(Data items)
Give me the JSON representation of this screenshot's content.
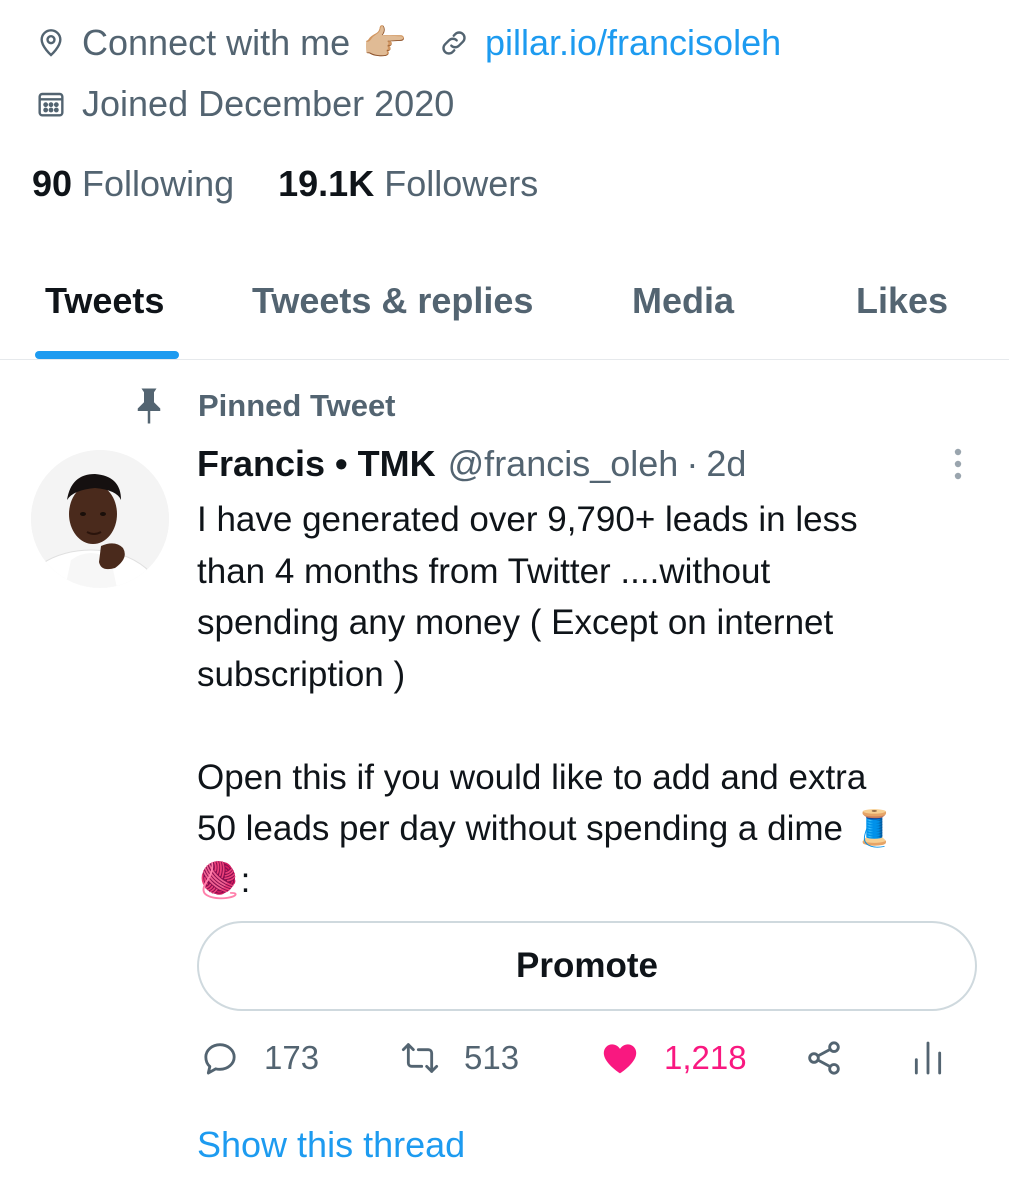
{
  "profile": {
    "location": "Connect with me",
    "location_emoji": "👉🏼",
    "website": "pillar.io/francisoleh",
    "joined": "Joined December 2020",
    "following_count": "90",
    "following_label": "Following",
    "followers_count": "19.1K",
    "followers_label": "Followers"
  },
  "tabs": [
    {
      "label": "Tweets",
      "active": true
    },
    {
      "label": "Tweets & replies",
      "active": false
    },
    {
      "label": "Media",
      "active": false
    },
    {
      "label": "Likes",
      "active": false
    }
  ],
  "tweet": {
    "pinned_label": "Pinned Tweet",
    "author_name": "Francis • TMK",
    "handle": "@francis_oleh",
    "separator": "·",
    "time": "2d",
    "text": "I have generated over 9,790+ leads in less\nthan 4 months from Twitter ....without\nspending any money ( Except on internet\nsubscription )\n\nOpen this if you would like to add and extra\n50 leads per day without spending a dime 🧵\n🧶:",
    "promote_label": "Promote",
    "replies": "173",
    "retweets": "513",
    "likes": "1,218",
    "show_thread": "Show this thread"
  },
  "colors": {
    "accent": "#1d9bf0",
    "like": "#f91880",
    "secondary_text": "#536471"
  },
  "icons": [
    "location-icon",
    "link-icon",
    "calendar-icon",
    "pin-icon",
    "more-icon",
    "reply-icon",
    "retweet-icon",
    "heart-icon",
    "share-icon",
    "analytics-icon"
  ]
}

## Aim of the task
Every record above must be given again exactly; drop the pictures.

## Reply
Give me the JSON representation of this screenshot's content.
{
  "profile": {
    "location": "Connect with me",
    "location_emoji": "👉🏼",
    "website": "pillar.io/francisoleh",
    "joined": "Joined December 2020",
    "following_count": "90",
    "following_label": "Following",
    "followers_count": "19.1K",
    "followers_label": "Followers"
  },
  "tabs": [
    {
      "label": "Tweets",
      "active": true
    },
    {
      "label": "Tweets & replies",
      "active": false
    },
    {
      "label": "Media",
      "active": false
    },
    {
      "label": "Likes",
      "active": false
    }
  ],
  "tweet": {
    "pinned_label": "Pinned Tweet",
    "author_name": "Francis • TMK",
    "handle": "@francis_oleh",
    "separator": "·",
    "time": "2d",
    "text": "I have generated over 9,790+ leads in less\nthan 4 months from Twitter ....without\nspending any money ( Except on internet\nsubscription )\n\nOpen this if you would like to add and extra\n50 leads per day without spending a dime 🧵\n🧶:",
    "promote_label": "Promote",
    "replies": "173",
    "retweets": "513",
    "likes": "1,218",
    "show_thread": "Show this thread"
  },
  "colors": {
    "accent": "#1d9bf0",
    "like": "#f91880",
    "secondary_text": "#536471"
  },
  "icons": [
    "location-icon",
    "link-icon",
    "calendar-icon",
    "pin-icon",
    "more-icon",
    "reply-icon",
    "retweet-icon",
    "heart-icon",
    "share-icon",
    "analytics-icon"
  ]
}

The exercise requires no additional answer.